EXTRACT TO READ —
HIGH VALLEY – As tough an an old sailor might be, he still can occasionally get a tear in his eye.
That was the case on Monday, when – as fellow veterans and Pearl Harbor survivors looked on – Jim Harris, 84, a longtime Lucerne resident, received a special token to recognize his service during World War II.
Harris was surprised by the honor during a special Pearl Harbor Survivors Association brunch at the High Valley home of Ronnie and Janeane Bogner.
Ronnie Bogner, who acts as the master of ceremonies of the annual Pearl Harbor commemoration at Library Park and is an honorary member of the group, arranged for a French Liberation Medal – the Medaille de la France libérée – to be given to Harris at the gathering.
To add an extra measure of authenticity, Bogner had his friend Michelle Price, a Lake County resident and a native of Lyon, France, explain the medal and present it to Harris on behalf of the French people.
A few minutes earlier, before Harris had any idea that the medal was waiting nearby, Bogner asked him to explain his efforts to receive the medal, which was first offered in the 1940s. “For whatever reason, I can't seem to get one,” Harris said.
He added, “I would like to have it.”
After Price presented him the medal, and gave him the traditional kiss on each cheek, Harris wiped his eyes.
“That's too emotional,” he said, as his wife of 59 years, Helen, looked on.
Harris was entitled to the French medal because, not only did he serve in the Pacific during World War II, he later found himself in the European Theater aboard the USS McCook, which was at the D-Day landing in Normandy, France, on June 6, 1944.

HOW TO COMPLETE THIS TASK — Rewrite the paragraph of the news story that begins "Harris was entitled to the French medal" in one shorter sentence, keeping its main facts.

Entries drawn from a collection
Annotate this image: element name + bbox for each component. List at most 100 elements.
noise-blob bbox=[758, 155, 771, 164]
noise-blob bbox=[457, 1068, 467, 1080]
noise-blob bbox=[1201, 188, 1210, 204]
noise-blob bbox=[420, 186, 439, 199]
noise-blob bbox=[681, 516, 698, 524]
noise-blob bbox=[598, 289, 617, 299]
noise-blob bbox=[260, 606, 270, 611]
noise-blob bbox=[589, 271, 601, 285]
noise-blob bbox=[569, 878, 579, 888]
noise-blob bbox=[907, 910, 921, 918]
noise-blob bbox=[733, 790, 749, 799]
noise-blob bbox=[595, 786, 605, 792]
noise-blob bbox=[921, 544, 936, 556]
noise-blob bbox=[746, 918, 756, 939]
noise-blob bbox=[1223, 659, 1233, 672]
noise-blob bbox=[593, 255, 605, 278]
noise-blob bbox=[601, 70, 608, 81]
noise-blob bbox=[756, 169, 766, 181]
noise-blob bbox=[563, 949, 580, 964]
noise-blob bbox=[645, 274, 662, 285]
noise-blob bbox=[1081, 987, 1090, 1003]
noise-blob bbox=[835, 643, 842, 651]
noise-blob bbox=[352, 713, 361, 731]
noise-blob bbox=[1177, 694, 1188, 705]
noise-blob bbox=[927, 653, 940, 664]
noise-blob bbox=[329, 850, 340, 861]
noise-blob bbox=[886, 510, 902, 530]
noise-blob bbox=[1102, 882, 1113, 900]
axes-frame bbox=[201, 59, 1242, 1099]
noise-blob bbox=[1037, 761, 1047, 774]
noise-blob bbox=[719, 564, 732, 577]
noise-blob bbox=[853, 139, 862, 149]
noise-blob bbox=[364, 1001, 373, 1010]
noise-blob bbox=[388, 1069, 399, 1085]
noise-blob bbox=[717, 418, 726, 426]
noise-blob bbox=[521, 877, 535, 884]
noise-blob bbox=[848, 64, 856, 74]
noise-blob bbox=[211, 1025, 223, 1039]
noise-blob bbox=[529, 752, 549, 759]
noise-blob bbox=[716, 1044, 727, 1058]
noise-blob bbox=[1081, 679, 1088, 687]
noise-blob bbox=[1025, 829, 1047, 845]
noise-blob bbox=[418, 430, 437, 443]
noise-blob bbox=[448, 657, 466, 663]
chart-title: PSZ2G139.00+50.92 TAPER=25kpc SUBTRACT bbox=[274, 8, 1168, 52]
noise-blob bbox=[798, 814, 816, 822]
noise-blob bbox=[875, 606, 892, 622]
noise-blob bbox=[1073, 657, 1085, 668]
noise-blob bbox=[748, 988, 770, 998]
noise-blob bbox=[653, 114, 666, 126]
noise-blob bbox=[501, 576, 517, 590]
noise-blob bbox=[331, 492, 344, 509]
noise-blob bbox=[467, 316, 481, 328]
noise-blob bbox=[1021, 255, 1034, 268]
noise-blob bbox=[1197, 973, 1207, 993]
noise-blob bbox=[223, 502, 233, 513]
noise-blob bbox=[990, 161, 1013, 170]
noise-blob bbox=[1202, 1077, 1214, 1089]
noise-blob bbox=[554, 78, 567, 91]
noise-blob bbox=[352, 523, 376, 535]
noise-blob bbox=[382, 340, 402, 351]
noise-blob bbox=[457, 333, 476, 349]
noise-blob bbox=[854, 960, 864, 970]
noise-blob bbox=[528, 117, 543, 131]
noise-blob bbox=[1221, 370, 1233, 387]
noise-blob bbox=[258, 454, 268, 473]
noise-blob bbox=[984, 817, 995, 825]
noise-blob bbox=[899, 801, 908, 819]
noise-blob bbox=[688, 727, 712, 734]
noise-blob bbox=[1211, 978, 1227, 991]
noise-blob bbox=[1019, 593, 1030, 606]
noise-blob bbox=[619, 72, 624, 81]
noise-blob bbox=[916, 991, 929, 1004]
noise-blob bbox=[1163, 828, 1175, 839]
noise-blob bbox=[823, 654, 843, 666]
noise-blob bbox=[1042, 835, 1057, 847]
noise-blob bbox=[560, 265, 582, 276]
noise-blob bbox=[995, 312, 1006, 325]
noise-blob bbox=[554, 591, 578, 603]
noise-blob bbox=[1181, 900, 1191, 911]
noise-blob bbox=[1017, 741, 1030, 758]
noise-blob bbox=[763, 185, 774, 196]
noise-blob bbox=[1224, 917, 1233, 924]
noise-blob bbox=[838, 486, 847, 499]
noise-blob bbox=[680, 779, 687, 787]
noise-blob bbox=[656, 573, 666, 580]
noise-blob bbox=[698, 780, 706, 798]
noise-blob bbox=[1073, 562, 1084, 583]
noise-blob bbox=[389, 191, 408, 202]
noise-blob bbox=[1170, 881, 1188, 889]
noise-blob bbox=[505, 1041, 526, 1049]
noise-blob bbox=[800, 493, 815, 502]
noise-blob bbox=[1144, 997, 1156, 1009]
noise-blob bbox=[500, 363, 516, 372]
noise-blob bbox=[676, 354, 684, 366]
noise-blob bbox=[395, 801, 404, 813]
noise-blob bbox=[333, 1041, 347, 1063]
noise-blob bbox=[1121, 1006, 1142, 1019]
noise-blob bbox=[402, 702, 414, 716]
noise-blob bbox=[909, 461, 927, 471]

TASK RESULT — Harris qualified for the French medal because he served in the Pacific during World War II and later in the European Theater aboard the USS McCook, which was at the D-Day landing in Normandy, France, on June 6, 1944.